··· Records supplied ···
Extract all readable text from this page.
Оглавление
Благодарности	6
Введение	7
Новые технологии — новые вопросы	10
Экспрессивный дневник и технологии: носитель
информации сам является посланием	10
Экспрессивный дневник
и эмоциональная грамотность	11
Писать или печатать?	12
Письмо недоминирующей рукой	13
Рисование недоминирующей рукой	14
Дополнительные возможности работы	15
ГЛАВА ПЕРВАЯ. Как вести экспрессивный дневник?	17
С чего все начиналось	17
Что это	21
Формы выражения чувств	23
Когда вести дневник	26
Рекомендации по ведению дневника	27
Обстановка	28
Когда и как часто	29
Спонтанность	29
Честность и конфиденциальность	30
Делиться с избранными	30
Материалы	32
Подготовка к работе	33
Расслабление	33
···
Exercise:
Transcribe all of the material exactly. Omit nothing.

Completed task:
Extract all readable text from this page.
Оглавление
Благодарности	6
Введение	7
Новые технологии — новые вопросы	10
Экспрессивный дневник и технологии: носитель
информации сам является посланием	10
Экспрессивный дневник
и эмоциональная грамотность	11
Писать или печатать?	12
Письмо недоминирующей рукой	13
Рисование недоминирующей рукой	14
Дополнительные возможности работы	15
ГЛАВА ПЕРВАЯ. Как вести экспрессивный дневник?	17
С чего все начиналось	17
Что это	21
Формы выражения чувств	23
Когда вести дневник	26
Рекомендации по ведению дневника	27
Обстановка	28
Когда и как часто	29
Спонтанность	29
Честность и конфиденциальность	30
Делиться с избранными	30
Материалы	32
Подготовка к работе	33
Расслабление	33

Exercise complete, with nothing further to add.